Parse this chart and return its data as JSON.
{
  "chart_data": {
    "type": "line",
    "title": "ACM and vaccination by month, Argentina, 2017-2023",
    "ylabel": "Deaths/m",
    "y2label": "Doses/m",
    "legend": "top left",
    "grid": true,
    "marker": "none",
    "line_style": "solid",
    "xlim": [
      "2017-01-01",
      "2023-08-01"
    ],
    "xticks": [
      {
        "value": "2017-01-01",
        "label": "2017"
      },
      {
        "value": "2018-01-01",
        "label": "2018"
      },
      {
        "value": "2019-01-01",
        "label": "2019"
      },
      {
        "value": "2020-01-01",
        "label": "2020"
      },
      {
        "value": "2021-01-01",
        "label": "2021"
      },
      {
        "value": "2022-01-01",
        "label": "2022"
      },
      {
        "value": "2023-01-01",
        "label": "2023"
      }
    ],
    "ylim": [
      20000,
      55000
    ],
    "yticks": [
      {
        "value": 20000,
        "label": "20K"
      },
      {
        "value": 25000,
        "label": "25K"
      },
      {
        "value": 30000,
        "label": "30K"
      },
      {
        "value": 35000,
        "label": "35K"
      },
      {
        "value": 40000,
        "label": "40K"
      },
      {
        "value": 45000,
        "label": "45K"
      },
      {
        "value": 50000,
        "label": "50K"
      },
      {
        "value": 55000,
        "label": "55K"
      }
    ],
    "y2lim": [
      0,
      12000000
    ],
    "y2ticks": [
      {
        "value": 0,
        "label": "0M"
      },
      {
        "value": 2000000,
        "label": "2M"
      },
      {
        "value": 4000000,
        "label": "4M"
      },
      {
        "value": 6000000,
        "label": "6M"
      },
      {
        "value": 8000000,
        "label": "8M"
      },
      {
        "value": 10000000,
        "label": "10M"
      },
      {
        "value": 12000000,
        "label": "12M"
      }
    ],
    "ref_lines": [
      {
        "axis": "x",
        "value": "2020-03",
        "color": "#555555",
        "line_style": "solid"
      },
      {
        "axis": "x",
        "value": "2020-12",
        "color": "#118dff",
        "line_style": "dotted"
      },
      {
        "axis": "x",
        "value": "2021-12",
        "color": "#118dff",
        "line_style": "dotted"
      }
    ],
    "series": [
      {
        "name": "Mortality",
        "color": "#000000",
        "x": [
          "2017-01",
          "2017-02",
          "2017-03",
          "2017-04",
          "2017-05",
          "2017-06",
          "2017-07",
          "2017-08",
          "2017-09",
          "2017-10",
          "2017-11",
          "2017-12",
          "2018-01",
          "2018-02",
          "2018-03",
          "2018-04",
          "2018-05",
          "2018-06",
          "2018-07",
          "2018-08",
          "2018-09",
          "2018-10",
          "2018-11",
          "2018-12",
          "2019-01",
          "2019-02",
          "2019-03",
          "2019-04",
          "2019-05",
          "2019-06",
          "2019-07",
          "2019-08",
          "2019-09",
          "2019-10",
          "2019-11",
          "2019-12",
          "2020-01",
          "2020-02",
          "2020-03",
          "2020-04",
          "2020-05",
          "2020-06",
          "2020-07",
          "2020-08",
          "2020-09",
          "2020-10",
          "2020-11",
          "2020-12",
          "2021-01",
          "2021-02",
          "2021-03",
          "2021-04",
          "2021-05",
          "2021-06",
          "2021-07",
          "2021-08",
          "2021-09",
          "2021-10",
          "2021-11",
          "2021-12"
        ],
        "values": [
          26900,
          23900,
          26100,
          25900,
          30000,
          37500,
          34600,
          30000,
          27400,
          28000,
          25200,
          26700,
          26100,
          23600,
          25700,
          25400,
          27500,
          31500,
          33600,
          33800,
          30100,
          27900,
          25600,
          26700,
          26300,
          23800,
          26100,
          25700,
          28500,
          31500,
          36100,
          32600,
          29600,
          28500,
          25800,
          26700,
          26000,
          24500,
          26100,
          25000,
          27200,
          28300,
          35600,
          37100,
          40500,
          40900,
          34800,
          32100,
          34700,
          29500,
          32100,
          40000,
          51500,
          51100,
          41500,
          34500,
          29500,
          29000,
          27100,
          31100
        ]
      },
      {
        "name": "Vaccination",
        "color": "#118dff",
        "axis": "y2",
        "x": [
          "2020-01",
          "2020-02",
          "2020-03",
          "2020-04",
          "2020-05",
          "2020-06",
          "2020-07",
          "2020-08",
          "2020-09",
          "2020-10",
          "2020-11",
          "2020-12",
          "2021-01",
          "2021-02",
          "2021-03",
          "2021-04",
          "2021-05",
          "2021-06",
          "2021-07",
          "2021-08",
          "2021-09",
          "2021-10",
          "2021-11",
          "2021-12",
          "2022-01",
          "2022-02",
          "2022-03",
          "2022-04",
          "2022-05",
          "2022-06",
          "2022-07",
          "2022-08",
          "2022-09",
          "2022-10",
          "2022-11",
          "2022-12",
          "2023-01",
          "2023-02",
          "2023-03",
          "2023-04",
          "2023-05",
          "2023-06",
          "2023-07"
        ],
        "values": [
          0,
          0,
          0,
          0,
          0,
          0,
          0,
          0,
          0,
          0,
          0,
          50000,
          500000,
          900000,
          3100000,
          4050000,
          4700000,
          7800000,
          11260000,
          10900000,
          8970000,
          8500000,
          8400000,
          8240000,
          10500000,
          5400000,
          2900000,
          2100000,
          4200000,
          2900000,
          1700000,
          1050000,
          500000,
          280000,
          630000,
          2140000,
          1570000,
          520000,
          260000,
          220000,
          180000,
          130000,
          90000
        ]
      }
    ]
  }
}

☆ ☆ ☆ ☆

• [Given request]:
Reproduce every record, matching each line exactly.

• [Result of this exercise]:
Parse this chart and return its data as JSON.
{
  "chart_data": {
    "type": "line",
    "title": "ACM and vaccination by month, Argentina, 2017-2023",
    "ylabel": "Deaths/m",
    "y2label": "Doses/m",
    "legend": "top left",
    "grid": true,
    "marker": "none",
    "line_style": "solid",
    "xlim": [
      "2017-01-01",
      "2023-08-01"
    ],
    "xticks": [
      {
        "value": "2017-01-01",
        "label": "2017"
      },
      {
        "value": "2018-01-01",
        "label": "2018"
      },
      {
        "value": "2019-01-01",
        "label": "2019"
      },
      {
        "value": "2020-01-01",
        "label": "2020"
      },
      {
        "value": "2021-01-01",
        "label": "2021"
      },
      {
        "value": "2022-01-01",
        "label": "2022"
      },
      {
        "value": "2023-01-01",
        "label": "2023"
      }
    ],
    "ylim": [
      20000,
      55000
    ],
    "yticks": [
      {
        "value": 20000,
        "label": "20K"
      },
      {
        "value": 25000,
        "label": "25K"
      },
      {
        "value": 30000,
        "label": "30K"
      },
      {
        "value": 35000,
        "label": "35K"
      },
      {
        "value": 40000,
        "label": "40K"
      },
      {
        "value": 45000,
        "label": "45K"
      },
      {
        "value": 50000,
        "label": "50K"
      },
      {
        "value": 55000,
        "label": "55K"
      }
    ],
    "y2lim": [
      0,
      12000000
    ],
    "y2ticks": [
      {
        "value": 0,
        "label": "0M"
      },
      {
        "value": 2000000,
        "label": "2M"
      },
      {
        "value": 4000000,
        "label": "4M"
      },
      {
        "value": 6000000,
        "label": "6M"
      },
      {
        "value": 8000000,
        "label": "8M"
      },
      {
        "value": 10000000,
        "label": "10M"
      },
      {
        "value": 12000000,
        "label": "12M"
      }
    ],
    "ref_lines": [
      {
        "axis": "x",
        "value": "2020-03",
        "color": "#555555",
        "line_style": "solid"
      },
      {
        "axis": "x",
        "value": "2020-12",
        "color": "#118dff",
        "line_style": "dotted"
      },
      {
        "axis": "x",
        "value": "2021-12",
        "color": "#118dff",
        "line_style": "dotted"
      }
    ],
    "series": [
      {
        "name": "Mortality",
        "color": "#000000",
        "x": [
          "2017-01",
          "2017-02",
          "2017-03",
          "2017-04",
          "2017-05",
          "2017-06",
          "2017-07",
          "2017-08",
          "2017-09",
          "2017-10",
          "2017-11",
          "2017-12",
          "2018-01",
          "2018-02",
          "2018-03",
          "2018-04",
          "2018-05",
          "2018-06",
          "2018-07",
          "2018-08",
          "2018-09",
          "2018-10",
          "2018-11",
          "2018-12",
          "2019-01",
          "2019-02",
          "2019-03",
          "2019-04",
          "2019-05",
          "2019-06",
          "2019-07",
          "2019-08",
          "2019-09",
          "2019-10",
          "2019-11",
          "2019-12",
          "2020-01",
          "2020-02",
          "2020-03",
          "2020-04",
          "2020-05",
          "2020-06",
          "2020-07",
          "2020-08",
          "2020-09",
          "2020-10",
          "2020-11",
          "2020-12",
          "2021-01",
          "2021-02",
          "2021-03",
          "2021-04",
          "2021-05",
          "2021-06",
          "2021-07",
          "2021-08",
          "2021-09",
          "2021-10",
          "2021-11",
          "2021-12"
        ],
        "values": [
          26900,
          23900,
          26100,
          25900,
          30000,
          37500,
          34600,
          30000,
          27400,
          28000,
          25200,
          26700,
          26100,
          23600,
          25700,
          25400,
          27500,
          31500,
          33600,
          33800,
          30100,
          27900,
          25600,
          26700,
          26300,
          23800,
          26100,
          25700,
          28500,
          31500,
          36100,
          32600,
          29600,
          28500,
          25800,
          26700,
          26000,
          24500,
          26100,
          25000,
          27200,
          28300,
          35600,
          37100,
          40500,
          40900,
          34800,
          32100,
          34700,
          29500,
          32100,
          40000,
          51500,
          51100,
          41500,
          34500,
          29500,
          29000,
          27100,
          31100
        ]
      },
      {
        "name": "Vaccination",
        "color": "#118dff",
        "axis": "y2",
        "x": [
          "2020-01",
          "2020-02",
          "2020-03",
          "2020-04",
          "2020-05",
          "2020-06",
          "2020-07",
          "2020-08",
          "2020-09",
          "2020-10",
          "2020-11",
          "2020-12",
          "2021-01",
          "2021-02",
          "2021-03",
          "2021-04",
          "2021-05",
          "2021-06",
          "2021-07",
          "2021-08",
          "2021-09",
          "2021-10",
          "2021-11",
          "2021-12",
          "2022-01",
          "2022-02",
          "2022-03",
          "2022-04",
          "2022-05",
          "2022-06",
          "2022-07",
          "2022-08",
          "2022-09",
          "2022-10",
          "2022-11",
          "2022-12",
          "2023-01",
          "2023-02",
          "2023-03",
          "2023-04",
          "2023-05",
          "2023-06",
          "2023-07"
        ],
        "values": [
          0,
          0,
          0,
          0,
          0,
          0,
          0,
          0,
          0,
          0,
          0,
          50000,
          500000,
          900000,
          3100000,
          4050000,
          4700000,
          7800000,
          11260000,
          10900000,
          8970000,
          8500000,
          8400000,
          8240000,
          10500000,
          5400000,
          2900000,
          2100000,
          4200000,
          2900000,
          1700000,
          1050000,
          500000,
          280000,
          630000,
          2140000,
          1570000,
          520000,
          260000,
          220000,
          180000,
          130000,
          90000
        ]
      }
    ]
  }
}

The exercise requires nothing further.